- [Task statement]: Find and copy lines holding "吴良欢说".

- [Items]:
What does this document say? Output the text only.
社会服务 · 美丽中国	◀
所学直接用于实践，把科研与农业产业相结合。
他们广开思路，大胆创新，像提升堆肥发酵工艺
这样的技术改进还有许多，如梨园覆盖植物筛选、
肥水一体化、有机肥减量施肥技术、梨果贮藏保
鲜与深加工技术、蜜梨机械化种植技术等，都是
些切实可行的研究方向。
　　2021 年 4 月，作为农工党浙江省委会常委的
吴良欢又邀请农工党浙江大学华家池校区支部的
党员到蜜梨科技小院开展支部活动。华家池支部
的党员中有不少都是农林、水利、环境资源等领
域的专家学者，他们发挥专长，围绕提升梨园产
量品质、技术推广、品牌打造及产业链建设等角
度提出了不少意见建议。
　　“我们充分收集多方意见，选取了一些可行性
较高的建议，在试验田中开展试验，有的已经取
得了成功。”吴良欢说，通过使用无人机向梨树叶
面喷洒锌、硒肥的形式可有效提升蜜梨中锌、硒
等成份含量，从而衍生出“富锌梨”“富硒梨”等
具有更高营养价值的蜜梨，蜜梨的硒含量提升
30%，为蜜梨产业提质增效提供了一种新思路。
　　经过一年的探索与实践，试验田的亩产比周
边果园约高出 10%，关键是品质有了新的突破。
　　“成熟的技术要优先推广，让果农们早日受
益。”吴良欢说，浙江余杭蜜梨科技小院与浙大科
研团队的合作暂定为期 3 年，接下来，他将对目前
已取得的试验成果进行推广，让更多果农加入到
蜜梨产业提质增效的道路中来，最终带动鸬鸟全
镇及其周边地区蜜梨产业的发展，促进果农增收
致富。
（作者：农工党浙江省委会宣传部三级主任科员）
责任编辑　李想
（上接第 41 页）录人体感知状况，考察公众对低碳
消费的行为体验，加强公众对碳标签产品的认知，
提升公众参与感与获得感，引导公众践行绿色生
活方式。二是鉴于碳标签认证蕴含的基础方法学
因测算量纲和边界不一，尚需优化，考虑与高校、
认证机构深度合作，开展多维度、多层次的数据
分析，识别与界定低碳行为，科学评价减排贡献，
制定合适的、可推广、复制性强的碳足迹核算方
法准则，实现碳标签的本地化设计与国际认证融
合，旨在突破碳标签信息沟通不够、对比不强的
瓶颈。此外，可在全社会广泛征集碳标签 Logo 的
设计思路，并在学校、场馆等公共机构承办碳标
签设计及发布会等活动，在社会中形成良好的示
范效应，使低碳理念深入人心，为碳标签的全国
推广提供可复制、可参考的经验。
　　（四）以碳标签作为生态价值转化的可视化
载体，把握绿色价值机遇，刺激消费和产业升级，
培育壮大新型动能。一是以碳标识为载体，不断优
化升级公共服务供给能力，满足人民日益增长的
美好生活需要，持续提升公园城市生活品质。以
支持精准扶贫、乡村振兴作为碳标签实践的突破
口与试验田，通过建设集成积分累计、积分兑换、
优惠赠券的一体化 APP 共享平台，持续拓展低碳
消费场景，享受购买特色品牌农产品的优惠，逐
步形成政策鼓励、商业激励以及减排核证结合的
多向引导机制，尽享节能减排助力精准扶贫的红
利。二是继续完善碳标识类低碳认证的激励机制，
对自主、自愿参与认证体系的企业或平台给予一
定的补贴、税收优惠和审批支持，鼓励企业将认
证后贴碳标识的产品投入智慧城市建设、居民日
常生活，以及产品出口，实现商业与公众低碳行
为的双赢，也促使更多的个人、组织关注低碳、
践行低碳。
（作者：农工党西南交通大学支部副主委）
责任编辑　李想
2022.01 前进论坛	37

- [Finished exercise]:
得了成功。”吴良欢说，通过使用无人机向梨树叶
益。”吴良欢说，浙江余杭蜜梨科技小院与浙大科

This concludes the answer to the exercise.